* Start Recorded data *
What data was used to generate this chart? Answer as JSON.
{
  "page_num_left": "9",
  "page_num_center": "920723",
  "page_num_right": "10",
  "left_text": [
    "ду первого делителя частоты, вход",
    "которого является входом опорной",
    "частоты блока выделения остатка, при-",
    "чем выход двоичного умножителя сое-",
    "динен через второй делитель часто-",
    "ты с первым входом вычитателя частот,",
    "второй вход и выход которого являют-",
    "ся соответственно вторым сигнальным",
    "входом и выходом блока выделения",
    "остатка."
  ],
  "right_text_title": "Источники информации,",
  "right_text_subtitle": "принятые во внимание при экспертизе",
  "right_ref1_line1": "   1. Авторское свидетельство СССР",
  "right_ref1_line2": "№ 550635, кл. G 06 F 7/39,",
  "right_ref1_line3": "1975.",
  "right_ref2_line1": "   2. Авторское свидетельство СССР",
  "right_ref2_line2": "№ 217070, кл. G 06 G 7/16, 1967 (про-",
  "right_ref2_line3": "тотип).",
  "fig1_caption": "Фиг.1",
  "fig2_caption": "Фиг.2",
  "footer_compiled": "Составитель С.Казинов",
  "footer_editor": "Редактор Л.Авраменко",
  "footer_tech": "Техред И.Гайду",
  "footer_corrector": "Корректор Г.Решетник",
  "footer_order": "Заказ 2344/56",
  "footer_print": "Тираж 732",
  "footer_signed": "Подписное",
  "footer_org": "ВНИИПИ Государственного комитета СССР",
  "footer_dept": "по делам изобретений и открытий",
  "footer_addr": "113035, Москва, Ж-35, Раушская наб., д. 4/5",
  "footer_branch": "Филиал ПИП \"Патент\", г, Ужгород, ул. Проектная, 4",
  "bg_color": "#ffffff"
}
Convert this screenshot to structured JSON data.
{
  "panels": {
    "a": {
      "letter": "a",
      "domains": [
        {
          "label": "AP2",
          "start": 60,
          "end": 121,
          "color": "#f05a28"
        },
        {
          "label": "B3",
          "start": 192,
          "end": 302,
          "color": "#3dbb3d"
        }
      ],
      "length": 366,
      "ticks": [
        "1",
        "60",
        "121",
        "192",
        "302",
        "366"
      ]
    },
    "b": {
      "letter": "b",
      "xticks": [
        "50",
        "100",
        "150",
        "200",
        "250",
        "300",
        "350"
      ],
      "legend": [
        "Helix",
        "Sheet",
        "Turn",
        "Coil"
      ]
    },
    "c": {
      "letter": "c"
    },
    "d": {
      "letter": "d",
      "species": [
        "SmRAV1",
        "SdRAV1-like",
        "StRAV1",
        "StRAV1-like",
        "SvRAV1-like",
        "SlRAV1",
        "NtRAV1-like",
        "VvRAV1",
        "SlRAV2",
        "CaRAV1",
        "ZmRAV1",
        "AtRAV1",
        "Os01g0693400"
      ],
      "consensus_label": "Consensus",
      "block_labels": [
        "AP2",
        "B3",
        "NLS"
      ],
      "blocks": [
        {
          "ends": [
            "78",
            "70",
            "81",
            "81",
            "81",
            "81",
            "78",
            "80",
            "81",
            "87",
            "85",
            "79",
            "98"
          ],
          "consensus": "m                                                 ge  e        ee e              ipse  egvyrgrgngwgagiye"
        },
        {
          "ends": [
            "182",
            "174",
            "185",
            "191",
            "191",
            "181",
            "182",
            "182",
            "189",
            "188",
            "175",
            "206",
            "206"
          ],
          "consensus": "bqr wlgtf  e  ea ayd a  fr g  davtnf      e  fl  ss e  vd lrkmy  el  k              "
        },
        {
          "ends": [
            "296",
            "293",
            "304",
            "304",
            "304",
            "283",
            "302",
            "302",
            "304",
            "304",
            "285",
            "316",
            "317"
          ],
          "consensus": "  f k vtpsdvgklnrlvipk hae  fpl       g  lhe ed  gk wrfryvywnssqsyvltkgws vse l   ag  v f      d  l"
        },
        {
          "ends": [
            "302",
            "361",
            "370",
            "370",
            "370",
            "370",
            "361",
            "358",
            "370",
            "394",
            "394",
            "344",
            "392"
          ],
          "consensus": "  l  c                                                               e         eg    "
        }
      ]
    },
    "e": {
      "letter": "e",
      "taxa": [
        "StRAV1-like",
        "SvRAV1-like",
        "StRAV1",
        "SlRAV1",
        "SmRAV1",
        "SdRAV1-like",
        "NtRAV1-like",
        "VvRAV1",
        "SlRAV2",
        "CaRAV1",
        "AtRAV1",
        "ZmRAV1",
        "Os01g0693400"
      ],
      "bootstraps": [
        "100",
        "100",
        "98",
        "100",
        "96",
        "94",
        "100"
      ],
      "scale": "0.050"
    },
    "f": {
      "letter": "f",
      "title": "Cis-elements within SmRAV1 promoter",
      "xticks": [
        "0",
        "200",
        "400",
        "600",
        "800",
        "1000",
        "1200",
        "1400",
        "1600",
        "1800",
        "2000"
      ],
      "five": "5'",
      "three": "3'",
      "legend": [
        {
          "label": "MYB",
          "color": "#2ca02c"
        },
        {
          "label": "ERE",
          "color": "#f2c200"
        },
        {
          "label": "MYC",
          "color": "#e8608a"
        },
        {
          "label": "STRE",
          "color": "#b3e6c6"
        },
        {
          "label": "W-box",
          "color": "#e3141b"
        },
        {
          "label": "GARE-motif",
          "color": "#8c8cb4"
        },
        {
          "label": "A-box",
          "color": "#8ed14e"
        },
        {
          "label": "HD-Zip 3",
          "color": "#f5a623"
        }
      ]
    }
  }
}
* End Recorded data *
▸ **Work required**
Give the records above again, word for word.

▸ **Answer for the task**
What data was used to generate this chart? Answer as JSON.
{
  "page_num_left": "9",
  "page_num_center": "920723",
  "page_num_right": "10",
  "left_text": [
    "ду первого делителя частоты, вход",
    "которого является входом опорной",
    "частоты блока выделения остатка, при-",
    "чем выход двоичного умножителя сое-",
    "динен через второй делитель часто-",
    "ты с первым входом вычитателя частот,",
    "второй вход и выход которого являют-",
    "ся соответственно вторым сигнальным",
    "входом и выходом блока выделения",
    "остатка."
  ],
  "right_text_title": "Источники информации,",
  "right_text_subtitle": "принятые во внимание при экспертизе",
  "right_ref1_line1": "   1. Авторское свидетельство СССР",
  "right_ref1_line2": "№ 550635, кл. G 06 F 7/39,",
  "right_ref1_line3": "1975.",
  "right_ref2_line1": "   2. Авторское свидетельство СССР",
  "right_ref2_line2": "№ 217070, кл. G 06 G 7/16, 1967 (про-",
  "right_ref2_line3": "тотип).",
  "fig1_caption": "Фиг.1",
  "fig2_caption": "Фиг.2",
  "footer_compiled": "Составитель С.Казинов",
  "footer_editor": "Редактор Л.Авраменко",
  "footer_tech": "Техред И.Гайду",
  "footer_corrector": "Корректор Г.Решетник",
  "footer_order": "Заказ 2344/56",
  "footer_print": "Тираж 732",
  "footer_signed": "Подписное",
  "footer_org": "ВНИИПИ Государственного комитета СССР",
  "footer_dept": "по делам изобретений и открытий",
  "footer_addr": "113035, Москва, Ж-35, Раушская наб., д. 4/5",
  "footer_branch": "Филиал ПИП \"Патент\", г, Ужгород, ул. Проектная, 4",
  "bg_color": "#ffffff"
}
Convert this screenshot to structured JSON data.
{
  "panels": {
    "a": {
      "letter": "a",
      "domains": [
        {
          "label": "AP2",
          "start": 60,
          "end": 121,
          "color": "#f05a28"
        },
        {
          "label": "B3",
          "start": 192,
          "end": 302,
          "color": "#3dbb3d"
        }
      ],
      "length": 366,
      "ticks": [
        "1",
        "60",
        "121",
        "192",
        "302",
        "366"
      ]
    },
    "b": {
      "letter": "b",
      "xticks": [
        "50",
        "100",
        "150",
        "200",
        "250",
        "300",
        "350"
      ],
      "legend": [
        "Helix",
        "Sheet",
        "Turn",
        "Coil"
      ]
    },
    "c": {
      "letter": "c"
    },
    "d": {
      "letter": "d",
      "species": [
        "SmRAV1",
        "SdRAV1-like",
        "StRAV1",
        "StRAV1-like",
        "SvRAV1-like",
        "SlRAV1",
        "NtRAV1-like",
        "VvRAV1",
        "SlRAV2",
        "CaRAV1",
        "ZmRAV1",
        "AtRAV1",
        "Os01g0693400"
      ],
      "consensus_label": "Consensus",
      "block_labels": [
        "AP2",
        "B3",
        "NLS"
      ],
      "blocks": [
        {
          "ends": [
            "78",
            "70",
            "81",
            "81",
            "81",
            "81",
            "78",
            "80",
            "81",
            "87",
            "85",
            "79",
            "98"
          ],
          "consensus": "m                                                 ge  e        ee e              ipse  egvyrgrgngwgagiye"
        },
        {
          "ends": [
            "182",
            "174",
            "185",
            "191",
            "191",
            "181",
            "182",
            "182",
            "189",
            "188",
            "175",
            "206",
            "206"
          ],
          "consensus": "bqr wlgtf  e  ea ayd a  fr g  davtnf      e  fl  ss e  vd lrkmy  el  k              "
        },
        {
          "ends": [
            "296",
            "293",
            "304",
            "304",
            "304",
            "283",
            "302",
            "302",
            "304",
            "304",
            "285",
            "316",
            "317"
          ],
          "consensus": "  f k vtpsdvgklnrlvipk hae  fpl       g  lhe ed  gk wrfryvywnssqsyvltkgws vse l   ag  v f      d  l"
        },
        {
          "ends": [
            "302",
            "361",
            "370",
            "370",
            "370",
            "370",
            "361",
            "358",
            "370",
            "394",
            "394",
            "344",
            "392"
          ],
          "consensus": "  l  c                                                               e         eg    "
        }
      ]
    },
    "e": {
      "letter": "e",
      "taxa": [
        "StRAV1-like",
        "SvRAV1-like",
        "StRAV1",
        "SlRAV1",
        "SmRAV1",
        "SdRAV1-like",
        "NtRAV1-like",
        "VvRAV1",
        "SlRAV2",
        "CaRAV1",
        "AtRAV1",
        "ZmRAV1",
        "Os01g0693400"
      ],
      "bootstraps": [
        "100",
        "100",
        "98",
        "100",
        "96",
        "94",
        "100"
      ],
      "scale": "0.050"
    },
    "f": {
      "letter": "f",
      "title": "Cis-elements within SmRAV1 promoter",
      "xticks": [
        "0",
        "200",
        "400",
        "600",
        "800",
        "1000",
        "1200",
        "1400",
        "1600",
        "1800",
        "2000"
      ],
      "five": "5'",
      "three": "3'",
      "legend": [
        {
          "label": "MYB",
          "color": "#2ca02c"
        },
        {
          "label": "ERE",
          "color": "#f2c200"
        },
        {
          "label": "MYC",
          "color": "#e8608a"
        },
        {
          "label": "STRE",
          "color": "#b3e6c6"
        },
        {
          "label": "W-box",
          "color": "#e3141b"
        },
        {
          "label": "GARE-motif",
          "color": "#8c8cb4"
        },
        {
          "label": "A-box",
          "color": "#8ed14e"
        },
        {
          "label": "HD-Zip 3",
          "color": "#f5a623"
        }
      ]
    }
  }
}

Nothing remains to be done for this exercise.